> [PROVIDED MATERIAL]:
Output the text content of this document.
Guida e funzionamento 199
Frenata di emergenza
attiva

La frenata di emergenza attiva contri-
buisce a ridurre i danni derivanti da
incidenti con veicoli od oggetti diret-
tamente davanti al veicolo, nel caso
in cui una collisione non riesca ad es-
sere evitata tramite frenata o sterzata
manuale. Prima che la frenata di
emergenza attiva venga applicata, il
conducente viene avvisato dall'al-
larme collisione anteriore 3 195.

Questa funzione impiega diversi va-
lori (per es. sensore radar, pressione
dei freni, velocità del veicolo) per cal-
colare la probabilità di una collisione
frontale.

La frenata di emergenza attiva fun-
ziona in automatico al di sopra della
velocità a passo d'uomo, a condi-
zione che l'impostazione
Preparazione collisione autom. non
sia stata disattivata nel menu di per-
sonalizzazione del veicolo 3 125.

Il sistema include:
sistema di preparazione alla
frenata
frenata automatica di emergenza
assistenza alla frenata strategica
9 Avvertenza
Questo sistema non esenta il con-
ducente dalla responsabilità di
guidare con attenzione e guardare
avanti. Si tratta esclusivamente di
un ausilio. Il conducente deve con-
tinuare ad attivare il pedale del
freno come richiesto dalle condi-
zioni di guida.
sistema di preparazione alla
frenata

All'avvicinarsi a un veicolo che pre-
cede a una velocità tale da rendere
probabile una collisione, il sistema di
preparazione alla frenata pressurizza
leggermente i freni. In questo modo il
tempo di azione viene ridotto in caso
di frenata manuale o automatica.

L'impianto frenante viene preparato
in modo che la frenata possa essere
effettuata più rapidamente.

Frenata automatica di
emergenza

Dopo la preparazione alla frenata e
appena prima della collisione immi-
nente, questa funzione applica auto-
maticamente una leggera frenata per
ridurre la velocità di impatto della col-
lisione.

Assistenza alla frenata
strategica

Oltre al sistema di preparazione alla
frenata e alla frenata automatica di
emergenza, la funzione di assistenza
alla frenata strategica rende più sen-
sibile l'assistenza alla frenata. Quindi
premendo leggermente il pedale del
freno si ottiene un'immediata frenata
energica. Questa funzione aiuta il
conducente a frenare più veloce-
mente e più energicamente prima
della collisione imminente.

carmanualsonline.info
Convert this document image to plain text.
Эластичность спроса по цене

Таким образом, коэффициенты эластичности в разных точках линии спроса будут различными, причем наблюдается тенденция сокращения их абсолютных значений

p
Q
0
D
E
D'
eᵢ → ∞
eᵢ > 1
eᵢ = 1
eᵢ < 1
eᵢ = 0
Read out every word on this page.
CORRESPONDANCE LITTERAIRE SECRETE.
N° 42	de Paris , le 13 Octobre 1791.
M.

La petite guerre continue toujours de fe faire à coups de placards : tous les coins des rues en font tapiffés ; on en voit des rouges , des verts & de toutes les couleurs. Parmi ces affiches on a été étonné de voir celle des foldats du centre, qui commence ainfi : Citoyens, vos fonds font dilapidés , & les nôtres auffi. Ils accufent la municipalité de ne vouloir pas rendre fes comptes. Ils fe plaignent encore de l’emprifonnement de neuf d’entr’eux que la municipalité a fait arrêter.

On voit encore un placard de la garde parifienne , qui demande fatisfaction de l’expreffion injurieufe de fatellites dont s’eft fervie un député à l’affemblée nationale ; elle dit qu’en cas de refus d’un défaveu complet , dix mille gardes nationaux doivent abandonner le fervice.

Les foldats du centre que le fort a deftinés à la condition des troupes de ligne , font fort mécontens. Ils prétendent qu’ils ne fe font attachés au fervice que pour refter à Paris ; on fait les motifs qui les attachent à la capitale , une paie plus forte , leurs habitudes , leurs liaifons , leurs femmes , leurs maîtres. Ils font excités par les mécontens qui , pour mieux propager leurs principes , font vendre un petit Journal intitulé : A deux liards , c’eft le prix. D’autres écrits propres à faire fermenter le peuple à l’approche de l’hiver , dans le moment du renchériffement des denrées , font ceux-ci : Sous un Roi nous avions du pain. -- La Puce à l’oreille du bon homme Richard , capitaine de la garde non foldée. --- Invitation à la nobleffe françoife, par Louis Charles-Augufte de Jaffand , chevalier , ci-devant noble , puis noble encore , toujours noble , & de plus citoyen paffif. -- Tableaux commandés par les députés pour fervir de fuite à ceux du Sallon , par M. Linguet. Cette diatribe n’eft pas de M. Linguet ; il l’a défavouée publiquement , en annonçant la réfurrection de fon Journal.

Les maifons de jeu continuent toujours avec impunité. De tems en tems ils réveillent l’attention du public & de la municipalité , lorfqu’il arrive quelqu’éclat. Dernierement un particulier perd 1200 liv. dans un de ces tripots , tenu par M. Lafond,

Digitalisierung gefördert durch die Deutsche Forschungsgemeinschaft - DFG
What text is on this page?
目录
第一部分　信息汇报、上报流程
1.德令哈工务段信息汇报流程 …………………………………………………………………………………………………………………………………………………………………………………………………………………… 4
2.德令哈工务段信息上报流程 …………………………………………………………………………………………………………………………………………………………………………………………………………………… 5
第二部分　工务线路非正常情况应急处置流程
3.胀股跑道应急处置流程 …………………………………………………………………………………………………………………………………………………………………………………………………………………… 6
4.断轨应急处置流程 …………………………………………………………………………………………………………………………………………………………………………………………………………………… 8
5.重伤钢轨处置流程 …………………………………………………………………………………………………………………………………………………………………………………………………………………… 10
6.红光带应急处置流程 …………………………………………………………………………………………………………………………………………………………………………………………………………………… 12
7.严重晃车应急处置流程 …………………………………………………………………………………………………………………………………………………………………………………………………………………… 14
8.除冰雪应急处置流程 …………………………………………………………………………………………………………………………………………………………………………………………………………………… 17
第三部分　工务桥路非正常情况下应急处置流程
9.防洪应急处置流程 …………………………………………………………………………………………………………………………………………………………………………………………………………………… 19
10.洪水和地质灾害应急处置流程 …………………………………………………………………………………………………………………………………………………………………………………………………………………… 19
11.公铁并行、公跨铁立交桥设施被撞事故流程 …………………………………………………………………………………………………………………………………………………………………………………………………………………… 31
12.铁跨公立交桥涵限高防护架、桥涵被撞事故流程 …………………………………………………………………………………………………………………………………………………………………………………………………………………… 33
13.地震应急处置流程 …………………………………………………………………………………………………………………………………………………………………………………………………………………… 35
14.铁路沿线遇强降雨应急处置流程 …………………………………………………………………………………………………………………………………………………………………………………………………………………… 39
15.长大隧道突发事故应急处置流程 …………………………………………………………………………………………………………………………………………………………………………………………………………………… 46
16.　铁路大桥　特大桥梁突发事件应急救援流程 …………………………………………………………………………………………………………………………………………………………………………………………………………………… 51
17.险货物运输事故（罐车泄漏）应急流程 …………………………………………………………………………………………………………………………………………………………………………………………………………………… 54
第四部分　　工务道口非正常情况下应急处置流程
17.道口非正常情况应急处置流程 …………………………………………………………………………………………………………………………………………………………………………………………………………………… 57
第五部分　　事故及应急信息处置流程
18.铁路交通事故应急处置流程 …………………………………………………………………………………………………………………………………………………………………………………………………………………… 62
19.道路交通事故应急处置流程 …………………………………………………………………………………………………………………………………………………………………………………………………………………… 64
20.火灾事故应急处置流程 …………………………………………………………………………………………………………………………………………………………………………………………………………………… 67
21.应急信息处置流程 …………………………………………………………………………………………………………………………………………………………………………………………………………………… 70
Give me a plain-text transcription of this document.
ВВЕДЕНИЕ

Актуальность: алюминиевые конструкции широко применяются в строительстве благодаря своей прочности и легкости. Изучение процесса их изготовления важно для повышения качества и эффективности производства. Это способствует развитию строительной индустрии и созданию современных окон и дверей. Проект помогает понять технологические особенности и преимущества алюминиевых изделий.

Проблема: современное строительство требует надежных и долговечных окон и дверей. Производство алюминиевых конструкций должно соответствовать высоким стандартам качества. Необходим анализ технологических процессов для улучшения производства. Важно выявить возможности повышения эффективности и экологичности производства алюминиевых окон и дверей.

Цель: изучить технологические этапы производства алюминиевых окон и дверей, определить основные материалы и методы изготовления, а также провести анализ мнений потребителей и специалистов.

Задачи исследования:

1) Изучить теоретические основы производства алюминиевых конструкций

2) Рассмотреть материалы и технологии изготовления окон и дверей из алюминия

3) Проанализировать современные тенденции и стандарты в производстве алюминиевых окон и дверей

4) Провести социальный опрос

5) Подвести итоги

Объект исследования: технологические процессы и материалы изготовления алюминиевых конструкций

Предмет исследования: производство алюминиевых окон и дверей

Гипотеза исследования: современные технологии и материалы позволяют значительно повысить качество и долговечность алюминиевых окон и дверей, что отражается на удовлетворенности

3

> [EXERCISE BRIEF]: Show the lines of the records that contain the word "strategica".

> [FINISHED EXERCISE]:
assistenza alla frenata strategica
strategica
alla frenata strategica rende più sen-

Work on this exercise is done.